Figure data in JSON
========

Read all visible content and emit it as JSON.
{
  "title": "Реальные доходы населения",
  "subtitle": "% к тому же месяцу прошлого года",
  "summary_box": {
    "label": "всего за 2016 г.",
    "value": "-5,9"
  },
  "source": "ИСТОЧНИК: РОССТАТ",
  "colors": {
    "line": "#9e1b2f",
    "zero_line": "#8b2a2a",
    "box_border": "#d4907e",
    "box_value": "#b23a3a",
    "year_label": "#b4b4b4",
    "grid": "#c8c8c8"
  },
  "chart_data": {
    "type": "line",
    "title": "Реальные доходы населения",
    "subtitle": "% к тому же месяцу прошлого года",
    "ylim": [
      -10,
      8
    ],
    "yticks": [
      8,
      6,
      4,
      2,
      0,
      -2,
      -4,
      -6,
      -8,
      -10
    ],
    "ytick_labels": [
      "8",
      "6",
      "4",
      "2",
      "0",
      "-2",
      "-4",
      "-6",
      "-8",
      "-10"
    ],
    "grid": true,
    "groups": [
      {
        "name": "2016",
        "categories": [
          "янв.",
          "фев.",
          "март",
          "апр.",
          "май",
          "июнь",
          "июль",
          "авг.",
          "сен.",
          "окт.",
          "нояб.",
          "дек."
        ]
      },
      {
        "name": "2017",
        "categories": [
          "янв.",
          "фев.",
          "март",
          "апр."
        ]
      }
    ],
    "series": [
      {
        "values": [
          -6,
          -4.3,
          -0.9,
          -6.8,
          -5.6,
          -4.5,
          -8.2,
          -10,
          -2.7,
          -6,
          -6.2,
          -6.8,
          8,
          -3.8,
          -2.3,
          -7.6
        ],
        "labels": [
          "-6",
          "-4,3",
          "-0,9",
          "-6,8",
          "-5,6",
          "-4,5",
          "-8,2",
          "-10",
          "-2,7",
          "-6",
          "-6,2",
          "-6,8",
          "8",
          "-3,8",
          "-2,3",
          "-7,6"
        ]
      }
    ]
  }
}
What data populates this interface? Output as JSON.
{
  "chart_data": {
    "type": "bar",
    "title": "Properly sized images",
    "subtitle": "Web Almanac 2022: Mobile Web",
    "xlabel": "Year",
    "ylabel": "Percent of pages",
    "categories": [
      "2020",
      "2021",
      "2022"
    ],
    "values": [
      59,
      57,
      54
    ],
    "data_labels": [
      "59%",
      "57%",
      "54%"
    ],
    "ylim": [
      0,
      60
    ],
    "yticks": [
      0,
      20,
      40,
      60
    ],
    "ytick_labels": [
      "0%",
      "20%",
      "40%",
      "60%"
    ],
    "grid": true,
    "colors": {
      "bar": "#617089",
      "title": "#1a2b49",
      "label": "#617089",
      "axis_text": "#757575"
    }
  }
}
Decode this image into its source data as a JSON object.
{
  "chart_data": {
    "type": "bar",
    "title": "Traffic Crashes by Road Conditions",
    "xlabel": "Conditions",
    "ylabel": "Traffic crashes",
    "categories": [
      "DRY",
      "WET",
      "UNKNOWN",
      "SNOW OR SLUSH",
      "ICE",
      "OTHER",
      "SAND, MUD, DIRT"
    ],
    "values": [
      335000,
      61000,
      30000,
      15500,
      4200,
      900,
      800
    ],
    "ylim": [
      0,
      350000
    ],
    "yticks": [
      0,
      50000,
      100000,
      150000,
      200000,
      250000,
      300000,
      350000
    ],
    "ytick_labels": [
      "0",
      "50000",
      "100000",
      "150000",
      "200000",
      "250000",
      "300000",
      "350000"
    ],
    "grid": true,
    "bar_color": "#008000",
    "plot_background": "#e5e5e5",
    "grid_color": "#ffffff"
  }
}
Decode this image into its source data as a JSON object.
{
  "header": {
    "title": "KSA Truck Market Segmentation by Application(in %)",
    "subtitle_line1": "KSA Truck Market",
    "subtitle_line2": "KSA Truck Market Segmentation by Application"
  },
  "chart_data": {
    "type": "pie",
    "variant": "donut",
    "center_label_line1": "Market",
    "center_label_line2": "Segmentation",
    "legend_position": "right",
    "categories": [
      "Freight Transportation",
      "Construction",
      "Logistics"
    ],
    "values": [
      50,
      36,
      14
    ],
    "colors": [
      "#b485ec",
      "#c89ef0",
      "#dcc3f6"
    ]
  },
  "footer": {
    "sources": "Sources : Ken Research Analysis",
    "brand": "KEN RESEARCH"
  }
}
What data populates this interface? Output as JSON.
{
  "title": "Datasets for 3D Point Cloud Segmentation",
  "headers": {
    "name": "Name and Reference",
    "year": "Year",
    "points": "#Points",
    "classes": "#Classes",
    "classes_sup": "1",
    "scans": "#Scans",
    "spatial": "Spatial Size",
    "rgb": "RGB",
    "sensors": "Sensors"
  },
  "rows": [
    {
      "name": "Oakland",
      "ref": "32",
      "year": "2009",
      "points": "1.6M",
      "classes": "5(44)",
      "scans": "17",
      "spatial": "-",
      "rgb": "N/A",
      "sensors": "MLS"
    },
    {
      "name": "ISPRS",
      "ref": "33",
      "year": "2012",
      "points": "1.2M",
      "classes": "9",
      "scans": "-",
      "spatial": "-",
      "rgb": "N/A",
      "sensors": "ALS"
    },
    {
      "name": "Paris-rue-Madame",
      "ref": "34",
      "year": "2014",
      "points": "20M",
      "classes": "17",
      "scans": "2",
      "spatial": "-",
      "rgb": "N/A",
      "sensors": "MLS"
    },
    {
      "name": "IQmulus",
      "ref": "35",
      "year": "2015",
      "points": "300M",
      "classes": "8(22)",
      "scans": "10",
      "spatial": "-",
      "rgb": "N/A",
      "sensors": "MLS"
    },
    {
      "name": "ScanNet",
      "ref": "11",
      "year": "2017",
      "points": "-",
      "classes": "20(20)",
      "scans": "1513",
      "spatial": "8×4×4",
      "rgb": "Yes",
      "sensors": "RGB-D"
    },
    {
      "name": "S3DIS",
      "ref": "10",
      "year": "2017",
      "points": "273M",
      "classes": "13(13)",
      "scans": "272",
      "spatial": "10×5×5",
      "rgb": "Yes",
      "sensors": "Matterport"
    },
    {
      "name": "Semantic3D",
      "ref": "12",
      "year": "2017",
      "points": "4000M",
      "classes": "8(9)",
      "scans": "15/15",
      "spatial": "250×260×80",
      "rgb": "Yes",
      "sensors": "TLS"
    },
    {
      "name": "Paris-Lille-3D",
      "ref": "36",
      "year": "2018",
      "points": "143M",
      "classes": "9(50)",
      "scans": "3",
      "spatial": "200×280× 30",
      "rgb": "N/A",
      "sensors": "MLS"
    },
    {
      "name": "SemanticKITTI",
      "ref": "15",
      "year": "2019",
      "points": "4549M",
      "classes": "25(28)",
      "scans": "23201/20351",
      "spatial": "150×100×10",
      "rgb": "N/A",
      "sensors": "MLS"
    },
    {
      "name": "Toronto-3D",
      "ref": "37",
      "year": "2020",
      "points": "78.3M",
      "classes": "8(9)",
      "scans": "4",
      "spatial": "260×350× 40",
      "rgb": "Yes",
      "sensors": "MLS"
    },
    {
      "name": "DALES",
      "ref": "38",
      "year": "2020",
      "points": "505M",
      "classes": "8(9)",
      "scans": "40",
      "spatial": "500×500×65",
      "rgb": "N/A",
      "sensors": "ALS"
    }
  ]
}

========

* [SHORT PROBLEM]
The lines to collect are those holding the string "ylabel"; copy them all.

* [SOLUTION TO THE EXERCISE]
    "ylabel": "Percent of pages",
    "ylabel": "Traffic crashes",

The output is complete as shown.